### Instruction
From the line with "Read all visible content and emit it as JSON." down to the final line of the material below, quote every line exactly and leave out all lines before it.

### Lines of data

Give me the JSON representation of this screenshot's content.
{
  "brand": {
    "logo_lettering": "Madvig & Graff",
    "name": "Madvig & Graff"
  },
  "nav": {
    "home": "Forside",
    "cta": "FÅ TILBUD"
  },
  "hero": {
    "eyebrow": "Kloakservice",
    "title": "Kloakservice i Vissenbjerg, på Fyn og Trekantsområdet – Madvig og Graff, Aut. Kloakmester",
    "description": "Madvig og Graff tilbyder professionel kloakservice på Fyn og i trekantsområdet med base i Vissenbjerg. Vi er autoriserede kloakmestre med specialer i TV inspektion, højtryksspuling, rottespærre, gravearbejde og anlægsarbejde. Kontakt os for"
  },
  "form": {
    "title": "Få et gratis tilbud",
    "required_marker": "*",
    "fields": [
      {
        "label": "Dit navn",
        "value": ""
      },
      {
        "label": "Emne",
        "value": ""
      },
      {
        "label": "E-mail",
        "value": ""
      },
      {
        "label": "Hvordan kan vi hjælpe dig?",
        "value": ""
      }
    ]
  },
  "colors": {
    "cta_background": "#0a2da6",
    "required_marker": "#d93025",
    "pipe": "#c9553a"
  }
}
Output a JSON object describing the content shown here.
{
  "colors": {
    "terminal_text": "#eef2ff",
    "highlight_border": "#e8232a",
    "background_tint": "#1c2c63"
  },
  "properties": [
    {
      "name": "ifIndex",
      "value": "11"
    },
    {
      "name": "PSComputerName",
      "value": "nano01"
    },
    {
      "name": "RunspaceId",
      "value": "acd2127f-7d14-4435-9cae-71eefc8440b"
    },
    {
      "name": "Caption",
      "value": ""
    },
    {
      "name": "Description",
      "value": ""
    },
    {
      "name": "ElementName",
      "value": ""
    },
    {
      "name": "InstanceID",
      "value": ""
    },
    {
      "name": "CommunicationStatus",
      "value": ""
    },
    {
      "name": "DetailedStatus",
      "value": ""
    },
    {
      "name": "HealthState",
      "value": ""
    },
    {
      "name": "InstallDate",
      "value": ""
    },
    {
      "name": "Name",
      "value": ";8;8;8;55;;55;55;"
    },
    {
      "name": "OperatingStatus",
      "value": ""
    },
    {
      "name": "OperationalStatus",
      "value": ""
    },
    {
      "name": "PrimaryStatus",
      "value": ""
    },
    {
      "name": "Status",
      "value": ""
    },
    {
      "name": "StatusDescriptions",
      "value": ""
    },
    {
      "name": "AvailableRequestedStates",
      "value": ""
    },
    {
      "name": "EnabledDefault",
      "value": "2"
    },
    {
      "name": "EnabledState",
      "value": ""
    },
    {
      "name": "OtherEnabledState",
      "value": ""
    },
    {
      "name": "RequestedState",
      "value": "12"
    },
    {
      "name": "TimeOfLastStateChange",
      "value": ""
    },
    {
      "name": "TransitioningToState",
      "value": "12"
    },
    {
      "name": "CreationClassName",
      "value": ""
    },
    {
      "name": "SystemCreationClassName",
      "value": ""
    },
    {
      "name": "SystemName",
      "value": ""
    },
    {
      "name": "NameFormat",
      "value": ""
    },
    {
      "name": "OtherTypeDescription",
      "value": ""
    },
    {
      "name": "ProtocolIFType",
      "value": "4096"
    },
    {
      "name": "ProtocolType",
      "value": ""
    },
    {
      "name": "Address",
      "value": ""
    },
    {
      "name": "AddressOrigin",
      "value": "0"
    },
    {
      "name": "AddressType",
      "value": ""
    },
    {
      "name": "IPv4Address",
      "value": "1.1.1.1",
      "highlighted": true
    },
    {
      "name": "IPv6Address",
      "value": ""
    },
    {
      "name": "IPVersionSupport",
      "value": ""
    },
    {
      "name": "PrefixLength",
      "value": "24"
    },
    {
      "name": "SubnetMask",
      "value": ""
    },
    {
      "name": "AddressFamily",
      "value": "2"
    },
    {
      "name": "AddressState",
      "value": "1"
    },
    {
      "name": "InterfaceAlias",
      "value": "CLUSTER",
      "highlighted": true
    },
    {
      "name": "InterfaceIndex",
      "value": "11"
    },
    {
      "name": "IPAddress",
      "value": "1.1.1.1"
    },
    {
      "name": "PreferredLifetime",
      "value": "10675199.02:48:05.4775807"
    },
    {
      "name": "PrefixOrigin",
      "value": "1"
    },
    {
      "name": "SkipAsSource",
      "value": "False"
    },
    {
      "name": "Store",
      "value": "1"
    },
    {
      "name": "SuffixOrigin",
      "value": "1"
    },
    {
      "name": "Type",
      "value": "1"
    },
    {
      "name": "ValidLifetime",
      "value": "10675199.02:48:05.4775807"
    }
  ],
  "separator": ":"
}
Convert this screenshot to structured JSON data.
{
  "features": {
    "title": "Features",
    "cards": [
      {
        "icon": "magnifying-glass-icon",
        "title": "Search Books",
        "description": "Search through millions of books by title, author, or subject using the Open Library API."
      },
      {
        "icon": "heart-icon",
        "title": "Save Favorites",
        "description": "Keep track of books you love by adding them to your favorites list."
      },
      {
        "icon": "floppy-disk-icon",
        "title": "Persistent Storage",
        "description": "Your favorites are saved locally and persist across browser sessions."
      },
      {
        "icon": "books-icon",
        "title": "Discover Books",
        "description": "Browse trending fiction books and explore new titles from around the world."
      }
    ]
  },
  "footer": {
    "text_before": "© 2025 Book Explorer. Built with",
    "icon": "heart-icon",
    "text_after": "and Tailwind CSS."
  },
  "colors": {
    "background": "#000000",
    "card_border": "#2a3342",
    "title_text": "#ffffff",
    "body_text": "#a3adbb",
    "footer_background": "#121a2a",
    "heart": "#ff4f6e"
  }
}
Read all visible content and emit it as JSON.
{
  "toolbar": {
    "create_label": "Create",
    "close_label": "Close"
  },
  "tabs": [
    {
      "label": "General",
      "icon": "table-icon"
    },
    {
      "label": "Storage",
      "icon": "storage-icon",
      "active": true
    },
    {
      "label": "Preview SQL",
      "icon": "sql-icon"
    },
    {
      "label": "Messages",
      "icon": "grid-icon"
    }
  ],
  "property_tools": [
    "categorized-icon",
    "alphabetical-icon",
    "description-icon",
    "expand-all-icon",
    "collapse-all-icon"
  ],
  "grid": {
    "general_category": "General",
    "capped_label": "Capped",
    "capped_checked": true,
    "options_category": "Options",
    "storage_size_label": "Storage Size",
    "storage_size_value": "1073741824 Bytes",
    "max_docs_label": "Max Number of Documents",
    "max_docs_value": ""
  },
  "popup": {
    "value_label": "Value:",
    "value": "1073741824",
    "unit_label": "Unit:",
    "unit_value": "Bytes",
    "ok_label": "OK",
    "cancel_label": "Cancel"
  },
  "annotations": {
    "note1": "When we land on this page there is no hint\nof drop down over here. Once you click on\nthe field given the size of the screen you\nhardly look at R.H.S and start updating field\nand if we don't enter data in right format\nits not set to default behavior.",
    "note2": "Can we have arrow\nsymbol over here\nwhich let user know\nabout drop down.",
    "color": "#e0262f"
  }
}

### Finished answer
Read all visible content and emit it as JSON.
{
  "toolbar": {
    "create_label": "Create",
    "close_label": "Close"
  },
  "tabs": [
    {
      "label": "General",
      "icon": "table-icon"
    },
    {
      "label": "Storage",
      "icon": "storage-icon",
      "active": true
    },
    {
      "label": "Preview SQL",
      "icon": "sql-icon"
    },
    {
      "label": "Messages",
      "icon": "grid-icon"
    }
  ],
  "property_tools": [
    "categorized-icon",
    "alphabetical-icon",
    "description-icon",
    "expand-all-icon",
    "collapse-all-icon"
  ],
  "grid": {
    "general_category": "General",
    "capped_label": "Capped",
    "capped_checked": true,
    "options_category": "Options",
    "storage_size_label": "Storage Size",
    "storage_size_value": "1073741824 Bytes",
    "max_docs_label": "Max Number of Documents",
    "max_docs_value": ""
  },
  "popup": {
    "value_label": "Value:",
    "value": "1073741824",
    "unit_label": "Unit:",
    "unit_value": "Bytes",
    "ok_label": "OK",
    "cancel_label": "Cancel"
  },
  "annotations": {
    "note1": "When we land on this page there is no hint\nof drop down over here. Once you click on\nthe field given the size of the screen you\nhardly look at R.H.S and start updating field\nand if we don't enter data in right format\nits not set to default behavior.",
    "note2": "Can we have arrow\nsymbol over here\nwhich let user know\nabout drop down.",
    "color": "#e0262f"
  }
}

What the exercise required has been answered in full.